◆ Dataset entries

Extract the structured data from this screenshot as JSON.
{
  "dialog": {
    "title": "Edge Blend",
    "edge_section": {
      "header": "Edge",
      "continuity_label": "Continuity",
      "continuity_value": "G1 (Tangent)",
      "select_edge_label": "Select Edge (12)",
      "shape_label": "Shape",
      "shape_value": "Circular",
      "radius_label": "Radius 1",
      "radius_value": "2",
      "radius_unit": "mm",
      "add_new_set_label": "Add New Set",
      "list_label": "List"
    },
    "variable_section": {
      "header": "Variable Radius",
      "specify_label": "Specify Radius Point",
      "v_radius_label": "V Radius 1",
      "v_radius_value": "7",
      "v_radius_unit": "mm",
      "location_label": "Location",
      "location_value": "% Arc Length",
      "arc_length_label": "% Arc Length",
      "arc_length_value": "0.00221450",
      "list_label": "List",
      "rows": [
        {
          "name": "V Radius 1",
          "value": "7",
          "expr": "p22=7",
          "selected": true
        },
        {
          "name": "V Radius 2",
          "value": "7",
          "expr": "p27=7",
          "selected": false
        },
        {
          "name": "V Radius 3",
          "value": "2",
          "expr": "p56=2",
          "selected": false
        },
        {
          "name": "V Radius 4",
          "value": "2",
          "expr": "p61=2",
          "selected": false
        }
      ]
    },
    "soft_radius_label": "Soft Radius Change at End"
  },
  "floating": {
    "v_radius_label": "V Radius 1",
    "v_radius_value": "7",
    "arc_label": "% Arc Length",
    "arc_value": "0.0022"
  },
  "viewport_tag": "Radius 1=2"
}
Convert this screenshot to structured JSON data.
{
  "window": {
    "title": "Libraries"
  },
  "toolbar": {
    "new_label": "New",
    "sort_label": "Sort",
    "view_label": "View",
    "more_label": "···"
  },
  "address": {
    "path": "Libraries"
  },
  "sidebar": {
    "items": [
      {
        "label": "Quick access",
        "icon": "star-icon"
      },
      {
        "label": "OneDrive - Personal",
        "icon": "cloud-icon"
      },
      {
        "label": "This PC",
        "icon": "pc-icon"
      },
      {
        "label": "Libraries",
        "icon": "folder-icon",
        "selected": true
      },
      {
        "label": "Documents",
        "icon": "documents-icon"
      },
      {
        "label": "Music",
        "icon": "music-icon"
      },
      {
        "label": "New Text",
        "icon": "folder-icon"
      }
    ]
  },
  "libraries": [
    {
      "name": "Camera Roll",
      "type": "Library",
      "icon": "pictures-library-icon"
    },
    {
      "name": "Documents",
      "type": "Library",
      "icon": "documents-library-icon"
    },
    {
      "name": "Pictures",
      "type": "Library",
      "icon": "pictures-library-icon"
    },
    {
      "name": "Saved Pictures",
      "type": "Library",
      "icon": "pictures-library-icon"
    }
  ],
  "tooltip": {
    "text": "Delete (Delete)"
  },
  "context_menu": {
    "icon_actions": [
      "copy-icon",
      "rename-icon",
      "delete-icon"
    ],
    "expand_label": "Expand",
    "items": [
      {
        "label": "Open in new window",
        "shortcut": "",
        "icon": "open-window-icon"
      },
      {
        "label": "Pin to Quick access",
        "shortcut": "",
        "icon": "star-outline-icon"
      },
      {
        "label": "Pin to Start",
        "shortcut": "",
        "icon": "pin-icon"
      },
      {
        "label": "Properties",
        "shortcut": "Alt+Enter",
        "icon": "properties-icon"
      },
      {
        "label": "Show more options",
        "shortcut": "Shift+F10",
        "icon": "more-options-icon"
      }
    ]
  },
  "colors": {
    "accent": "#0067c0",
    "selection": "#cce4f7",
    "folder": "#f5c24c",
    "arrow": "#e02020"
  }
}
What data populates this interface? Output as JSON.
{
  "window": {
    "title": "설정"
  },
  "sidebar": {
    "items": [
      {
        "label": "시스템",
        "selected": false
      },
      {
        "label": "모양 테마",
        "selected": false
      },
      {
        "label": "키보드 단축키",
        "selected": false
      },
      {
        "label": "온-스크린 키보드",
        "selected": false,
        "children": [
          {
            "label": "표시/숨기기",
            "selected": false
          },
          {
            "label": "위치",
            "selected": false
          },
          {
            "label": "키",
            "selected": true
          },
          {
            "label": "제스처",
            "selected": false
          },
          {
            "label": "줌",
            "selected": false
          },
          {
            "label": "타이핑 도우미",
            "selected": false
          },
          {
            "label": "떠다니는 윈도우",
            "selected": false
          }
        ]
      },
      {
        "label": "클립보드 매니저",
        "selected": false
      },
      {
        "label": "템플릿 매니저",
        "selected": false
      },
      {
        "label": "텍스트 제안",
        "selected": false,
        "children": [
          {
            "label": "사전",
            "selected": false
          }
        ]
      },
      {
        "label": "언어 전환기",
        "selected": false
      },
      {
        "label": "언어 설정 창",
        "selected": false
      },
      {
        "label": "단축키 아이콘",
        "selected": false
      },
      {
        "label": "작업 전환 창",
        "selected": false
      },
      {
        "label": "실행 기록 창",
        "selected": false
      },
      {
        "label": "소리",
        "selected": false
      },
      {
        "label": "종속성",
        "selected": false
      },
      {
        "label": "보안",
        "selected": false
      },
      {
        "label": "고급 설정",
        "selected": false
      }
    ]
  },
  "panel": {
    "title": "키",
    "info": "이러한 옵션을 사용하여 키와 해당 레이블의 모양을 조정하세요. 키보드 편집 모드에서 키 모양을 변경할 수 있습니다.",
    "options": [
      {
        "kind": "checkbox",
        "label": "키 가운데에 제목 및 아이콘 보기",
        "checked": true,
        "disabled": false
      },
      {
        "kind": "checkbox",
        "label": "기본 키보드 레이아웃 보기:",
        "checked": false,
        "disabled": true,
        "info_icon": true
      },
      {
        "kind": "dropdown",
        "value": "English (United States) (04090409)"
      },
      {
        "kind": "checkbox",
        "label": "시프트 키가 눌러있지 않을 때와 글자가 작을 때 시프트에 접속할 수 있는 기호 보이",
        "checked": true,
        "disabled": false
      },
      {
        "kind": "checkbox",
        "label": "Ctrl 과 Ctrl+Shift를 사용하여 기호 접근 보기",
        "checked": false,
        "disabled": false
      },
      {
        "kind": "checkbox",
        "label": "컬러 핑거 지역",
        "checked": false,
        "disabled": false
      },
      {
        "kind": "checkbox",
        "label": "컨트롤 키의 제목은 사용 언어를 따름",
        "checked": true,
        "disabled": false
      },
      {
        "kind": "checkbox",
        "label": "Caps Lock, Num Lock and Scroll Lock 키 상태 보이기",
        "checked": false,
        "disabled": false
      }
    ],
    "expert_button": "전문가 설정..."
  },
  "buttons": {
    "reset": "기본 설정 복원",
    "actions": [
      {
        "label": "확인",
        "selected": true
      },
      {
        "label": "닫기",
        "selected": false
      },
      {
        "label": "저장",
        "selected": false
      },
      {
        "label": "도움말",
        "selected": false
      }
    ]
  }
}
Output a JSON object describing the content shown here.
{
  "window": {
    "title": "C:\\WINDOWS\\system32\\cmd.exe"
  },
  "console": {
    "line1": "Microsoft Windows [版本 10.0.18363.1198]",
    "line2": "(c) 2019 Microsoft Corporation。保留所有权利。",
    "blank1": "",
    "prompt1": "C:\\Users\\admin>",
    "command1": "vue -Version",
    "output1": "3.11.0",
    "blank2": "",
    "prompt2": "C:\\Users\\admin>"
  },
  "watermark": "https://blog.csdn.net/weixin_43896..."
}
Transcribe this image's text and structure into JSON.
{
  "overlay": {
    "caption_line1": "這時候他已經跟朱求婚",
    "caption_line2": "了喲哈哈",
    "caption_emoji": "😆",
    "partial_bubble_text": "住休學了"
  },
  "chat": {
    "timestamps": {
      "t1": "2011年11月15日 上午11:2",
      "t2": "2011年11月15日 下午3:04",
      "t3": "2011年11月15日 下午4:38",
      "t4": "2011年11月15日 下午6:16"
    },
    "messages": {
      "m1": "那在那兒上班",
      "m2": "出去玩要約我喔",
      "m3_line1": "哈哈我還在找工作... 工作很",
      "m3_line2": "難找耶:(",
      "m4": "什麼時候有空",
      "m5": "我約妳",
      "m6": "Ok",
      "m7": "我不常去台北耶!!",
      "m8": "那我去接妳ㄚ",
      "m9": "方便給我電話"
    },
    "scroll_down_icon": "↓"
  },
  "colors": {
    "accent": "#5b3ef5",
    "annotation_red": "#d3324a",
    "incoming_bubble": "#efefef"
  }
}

◆ Aim of the exercise
Work out how many lines of the data above hold the word "JSON", and write only the count.

◆ Response to the task
5